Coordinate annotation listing
## Begin
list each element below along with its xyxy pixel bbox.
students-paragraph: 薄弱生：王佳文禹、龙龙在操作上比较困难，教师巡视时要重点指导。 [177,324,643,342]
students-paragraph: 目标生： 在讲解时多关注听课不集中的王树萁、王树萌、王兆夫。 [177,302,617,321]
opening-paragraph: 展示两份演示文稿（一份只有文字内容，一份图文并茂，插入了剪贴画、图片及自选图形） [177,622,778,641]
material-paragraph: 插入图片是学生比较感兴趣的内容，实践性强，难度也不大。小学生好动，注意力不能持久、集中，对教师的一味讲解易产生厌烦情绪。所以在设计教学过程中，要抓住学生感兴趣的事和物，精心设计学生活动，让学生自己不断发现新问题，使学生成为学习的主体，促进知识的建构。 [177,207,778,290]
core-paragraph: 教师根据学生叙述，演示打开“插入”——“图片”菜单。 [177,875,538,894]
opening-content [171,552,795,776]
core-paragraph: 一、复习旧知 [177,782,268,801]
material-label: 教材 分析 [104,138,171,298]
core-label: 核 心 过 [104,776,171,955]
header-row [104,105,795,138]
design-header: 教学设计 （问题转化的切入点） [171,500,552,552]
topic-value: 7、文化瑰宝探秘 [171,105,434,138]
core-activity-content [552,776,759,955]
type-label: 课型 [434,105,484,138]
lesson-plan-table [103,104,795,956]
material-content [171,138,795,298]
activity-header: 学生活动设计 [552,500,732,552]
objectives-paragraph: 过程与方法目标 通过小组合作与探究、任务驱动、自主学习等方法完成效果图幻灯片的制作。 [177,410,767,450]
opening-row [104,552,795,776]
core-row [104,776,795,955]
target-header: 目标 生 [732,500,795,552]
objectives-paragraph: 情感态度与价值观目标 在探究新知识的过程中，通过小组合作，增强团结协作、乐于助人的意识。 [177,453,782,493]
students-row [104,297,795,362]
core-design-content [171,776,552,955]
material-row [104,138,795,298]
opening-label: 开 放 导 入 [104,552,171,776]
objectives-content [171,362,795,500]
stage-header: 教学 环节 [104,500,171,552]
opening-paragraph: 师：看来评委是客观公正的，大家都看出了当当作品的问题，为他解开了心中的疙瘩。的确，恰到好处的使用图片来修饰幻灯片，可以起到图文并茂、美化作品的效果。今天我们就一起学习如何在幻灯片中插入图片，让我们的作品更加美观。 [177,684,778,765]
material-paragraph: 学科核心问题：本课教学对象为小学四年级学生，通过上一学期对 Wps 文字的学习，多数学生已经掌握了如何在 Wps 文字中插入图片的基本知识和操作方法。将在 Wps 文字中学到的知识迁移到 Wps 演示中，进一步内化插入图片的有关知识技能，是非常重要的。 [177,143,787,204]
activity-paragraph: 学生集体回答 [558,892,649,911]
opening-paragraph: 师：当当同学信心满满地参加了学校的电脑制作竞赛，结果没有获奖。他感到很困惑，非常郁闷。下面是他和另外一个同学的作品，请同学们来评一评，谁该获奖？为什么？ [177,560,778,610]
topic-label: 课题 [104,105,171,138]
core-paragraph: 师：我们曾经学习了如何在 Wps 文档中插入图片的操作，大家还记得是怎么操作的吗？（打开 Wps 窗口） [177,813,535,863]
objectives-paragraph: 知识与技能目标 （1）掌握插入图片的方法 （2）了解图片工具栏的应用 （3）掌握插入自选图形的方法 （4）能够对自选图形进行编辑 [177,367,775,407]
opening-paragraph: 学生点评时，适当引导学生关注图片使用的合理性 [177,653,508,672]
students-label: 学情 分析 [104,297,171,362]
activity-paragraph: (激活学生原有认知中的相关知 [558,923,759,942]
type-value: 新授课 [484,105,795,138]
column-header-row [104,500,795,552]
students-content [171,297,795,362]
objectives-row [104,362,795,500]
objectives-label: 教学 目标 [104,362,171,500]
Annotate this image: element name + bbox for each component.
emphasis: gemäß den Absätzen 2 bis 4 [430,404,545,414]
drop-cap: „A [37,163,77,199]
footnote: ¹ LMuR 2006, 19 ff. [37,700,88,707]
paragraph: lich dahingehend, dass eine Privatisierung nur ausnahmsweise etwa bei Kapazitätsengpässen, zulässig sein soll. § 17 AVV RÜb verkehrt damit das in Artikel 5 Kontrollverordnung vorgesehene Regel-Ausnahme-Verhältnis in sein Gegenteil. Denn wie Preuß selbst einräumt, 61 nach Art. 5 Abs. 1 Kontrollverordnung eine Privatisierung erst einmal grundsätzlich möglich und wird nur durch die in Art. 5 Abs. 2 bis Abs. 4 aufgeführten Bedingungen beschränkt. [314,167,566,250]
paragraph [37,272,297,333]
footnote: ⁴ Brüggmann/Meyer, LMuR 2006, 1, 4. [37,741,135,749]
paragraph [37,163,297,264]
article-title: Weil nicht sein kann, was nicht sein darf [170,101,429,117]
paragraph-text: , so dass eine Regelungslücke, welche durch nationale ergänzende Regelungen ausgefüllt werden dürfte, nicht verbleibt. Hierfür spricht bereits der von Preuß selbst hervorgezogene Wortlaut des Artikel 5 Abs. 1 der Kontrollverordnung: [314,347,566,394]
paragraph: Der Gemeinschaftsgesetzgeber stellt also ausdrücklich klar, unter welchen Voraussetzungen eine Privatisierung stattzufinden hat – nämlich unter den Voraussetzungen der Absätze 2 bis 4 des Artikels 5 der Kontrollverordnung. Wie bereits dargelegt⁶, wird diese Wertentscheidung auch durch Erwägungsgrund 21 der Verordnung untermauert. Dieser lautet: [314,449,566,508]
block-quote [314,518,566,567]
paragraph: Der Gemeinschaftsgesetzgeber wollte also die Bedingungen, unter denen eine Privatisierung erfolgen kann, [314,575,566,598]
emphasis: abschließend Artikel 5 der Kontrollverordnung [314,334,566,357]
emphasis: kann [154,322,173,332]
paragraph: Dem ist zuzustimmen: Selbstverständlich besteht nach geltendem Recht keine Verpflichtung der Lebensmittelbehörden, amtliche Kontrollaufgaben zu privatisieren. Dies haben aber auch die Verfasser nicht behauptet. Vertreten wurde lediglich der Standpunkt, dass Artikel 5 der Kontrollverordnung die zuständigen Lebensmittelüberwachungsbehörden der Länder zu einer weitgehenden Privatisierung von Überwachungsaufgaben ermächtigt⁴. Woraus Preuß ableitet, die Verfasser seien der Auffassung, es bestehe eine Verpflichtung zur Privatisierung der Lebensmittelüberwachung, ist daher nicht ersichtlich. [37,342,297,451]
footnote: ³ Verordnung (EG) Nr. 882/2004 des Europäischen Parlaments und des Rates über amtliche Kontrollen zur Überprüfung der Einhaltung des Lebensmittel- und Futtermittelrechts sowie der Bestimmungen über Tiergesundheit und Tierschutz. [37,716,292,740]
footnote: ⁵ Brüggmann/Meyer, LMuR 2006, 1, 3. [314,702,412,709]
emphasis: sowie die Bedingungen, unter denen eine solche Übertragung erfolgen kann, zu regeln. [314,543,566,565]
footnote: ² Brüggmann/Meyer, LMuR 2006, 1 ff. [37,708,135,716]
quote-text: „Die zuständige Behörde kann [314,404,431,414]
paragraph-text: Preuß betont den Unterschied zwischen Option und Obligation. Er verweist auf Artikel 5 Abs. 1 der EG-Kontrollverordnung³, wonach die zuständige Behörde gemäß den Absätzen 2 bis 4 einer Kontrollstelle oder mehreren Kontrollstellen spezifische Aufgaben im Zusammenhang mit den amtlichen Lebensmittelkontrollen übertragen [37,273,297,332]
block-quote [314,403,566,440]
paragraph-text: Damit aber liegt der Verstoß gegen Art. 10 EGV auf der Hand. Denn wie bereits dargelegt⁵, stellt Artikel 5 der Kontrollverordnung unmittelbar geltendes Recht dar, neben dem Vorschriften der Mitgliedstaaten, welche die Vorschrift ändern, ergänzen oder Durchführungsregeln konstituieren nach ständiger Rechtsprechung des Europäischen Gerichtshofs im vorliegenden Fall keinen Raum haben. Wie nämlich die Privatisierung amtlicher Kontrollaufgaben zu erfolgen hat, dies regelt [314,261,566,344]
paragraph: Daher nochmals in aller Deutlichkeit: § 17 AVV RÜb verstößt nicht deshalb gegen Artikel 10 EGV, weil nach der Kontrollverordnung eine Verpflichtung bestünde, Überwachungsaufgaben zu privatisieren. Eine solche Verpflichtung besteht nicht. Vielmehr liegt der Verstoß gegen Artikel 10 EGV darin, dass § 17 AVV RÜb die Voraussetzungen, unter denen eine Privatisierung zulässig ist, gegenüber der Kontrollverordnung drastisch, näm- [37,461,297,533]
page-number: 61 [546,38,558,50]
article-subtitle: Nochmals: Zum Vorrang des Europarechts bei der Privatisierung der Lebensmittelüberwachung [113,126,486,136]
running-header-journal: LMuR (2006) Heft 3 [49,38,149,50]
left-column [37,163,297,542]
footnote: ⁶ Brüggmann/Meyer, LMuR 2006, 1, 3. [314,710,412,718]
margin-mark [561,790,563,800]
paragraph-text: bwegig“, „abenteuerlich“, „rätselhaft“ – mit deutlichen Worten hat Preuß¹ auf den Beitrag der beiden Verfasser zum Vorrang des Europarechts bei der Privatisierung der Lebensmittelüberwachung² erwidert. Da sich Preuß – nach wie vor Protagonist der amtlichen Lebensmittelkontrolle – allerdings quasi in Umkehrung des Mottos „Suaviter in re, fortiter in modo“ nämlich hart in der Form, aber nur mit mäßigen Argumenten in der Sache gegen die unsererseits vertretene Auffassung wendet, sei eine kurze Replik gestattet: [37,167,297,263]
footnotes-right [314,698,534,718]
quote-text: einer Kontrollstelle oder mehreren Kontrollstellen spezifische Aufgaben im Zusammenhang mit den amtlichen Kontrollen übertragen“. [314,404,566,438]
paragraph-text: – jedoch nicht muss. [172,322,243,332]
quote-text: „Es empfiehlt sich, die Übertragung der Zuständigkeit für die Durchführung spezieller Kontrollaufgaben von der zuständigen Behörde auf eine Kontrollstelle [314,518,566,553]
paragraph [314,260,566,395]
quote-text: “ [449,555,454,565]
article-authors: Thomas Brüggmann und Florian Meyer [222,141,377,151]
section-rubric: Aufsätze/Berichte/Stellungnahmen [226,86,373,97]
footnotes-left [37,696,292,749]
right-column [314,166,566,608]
## End
▶ _SHORT PROBLEM_: Format the lines from the start of the listing through the line containing "material-content [171,138,795,298]", both included, as a JSON list of strings with one string per line and blank lines left out.

▶ _RESULT OF THE TASK_:
[
  "list each element below along with its xyxy pixel bbox.",
  "students-paragraph: 薄弱生：王佳文禹、龙龙在操作上比较困难，教师巡视时要重点指导。 [177,324,643,342]",
  "students-paragraph: 目标生： 在讲解时多关注听课不集中的王树萁、王树萌、王兆夫。 [177,302,617,321]",
  "opening-paragraph: 展示两份演示文稿（一份只有文字内容，一份图文并茂，插入了剪贴画、图片及自选图形） [177,622,778,641]",
  "material-paragraph: 插入图片是学生比较感兴趣的内容，实践性强，难度也不大。小学生好动，注意力不能持久、集中，对教师的一味讲解易产生厌烦情绪。所以在设计教学过程中，要抓住学生感兴趣的事和物，精心设计学生活动，让学生自己不断发现新问题，使学生成为学习的主体，促进知识的建构。 [177,207,778,290]",
  "core-paragraph: 教师根据学生叙述，演示打开“插入”——“图片”菜单。 [177,875,538,894]",
  "opening-content [171,552,795,776]",
  "core-paragraph: 一、复习旧知 [177,782,268,801]",
  "material-label: 教材 分析 [104,138,171,298]",
  "core-label: 核 心 过 [104,776,171,955]",
  "header-row [104,105,795,138]",
  "design-header: 教学设计 （问题转化的切入点） [171,500,552,552]",
  "topic-value: 7、文化瑰宝探秘 [171,105,434,138]",
  "core-activity-content [552,776,759,955]",
  "type-label: 课型 [434,105,484,138]",
  "lesson-plan-table [103,104,795,956]",
  "material-content [171,138,795,298]"
]